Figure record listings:
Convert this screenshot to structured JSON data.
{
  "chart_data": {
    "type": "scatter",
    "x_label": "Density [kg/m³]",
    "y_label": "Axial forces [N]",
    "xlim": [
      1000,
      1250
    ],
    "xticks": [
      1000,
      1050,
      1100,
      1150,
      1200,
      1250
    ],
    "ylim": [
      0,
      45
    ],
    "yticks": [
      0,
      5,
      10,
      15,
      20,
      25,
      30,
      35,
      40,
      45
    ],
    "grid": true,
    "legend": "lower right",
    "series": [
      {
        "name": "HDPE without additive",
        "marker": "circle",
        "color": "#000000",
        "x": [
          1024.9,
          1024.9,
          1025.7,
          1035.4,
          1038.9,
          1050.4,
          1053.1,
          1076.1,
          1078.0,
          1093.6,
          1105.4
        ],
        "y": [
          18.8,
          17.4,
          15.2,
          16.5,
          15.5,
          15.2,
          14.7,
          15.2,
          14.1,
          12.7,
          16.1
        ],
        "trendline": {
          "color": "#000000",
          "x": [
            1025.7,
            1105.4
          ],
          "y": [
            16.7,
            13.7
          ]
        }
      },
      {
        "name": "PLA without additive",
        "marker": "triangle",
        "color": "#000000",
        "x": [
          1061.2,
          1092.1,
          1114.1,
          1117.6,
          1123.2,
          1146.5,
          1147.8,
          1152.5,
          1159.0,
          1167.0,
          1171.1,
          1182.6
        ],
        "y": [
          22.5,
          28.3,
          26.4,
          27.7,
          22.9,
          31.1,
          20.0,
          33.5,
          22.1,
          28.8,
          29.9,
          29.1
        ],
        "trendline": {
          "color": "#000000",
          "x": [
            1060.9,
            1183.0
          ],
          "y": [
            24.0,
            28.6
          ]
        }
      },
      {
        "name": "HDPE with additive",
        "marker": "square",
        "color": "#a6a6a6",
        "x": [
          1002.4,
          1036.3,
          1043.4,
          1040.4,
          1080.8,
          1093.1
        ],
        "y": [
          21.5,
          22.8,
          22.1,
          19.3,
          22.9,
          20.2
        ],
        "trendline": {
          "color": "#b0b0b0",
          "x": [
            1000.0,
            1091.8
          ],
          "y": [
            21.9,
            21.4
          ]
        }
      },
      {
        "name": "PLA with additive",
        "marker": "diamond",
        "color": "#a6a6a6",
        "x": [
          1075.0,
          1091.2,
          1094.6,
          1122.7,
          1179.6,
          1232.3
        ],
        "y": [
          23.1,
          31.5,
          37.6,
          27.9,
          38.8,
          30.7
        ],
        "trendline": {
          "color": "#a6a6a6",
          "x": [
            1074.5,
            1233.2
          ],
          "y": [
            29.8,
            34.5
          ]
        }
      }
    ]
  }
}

◆ **What the task requires**: Return each line in the records that holds the string "HDPE".

◆ **Completed exercise**:
        "name": "HDPE without additive",
        "name": "HDPE with additive",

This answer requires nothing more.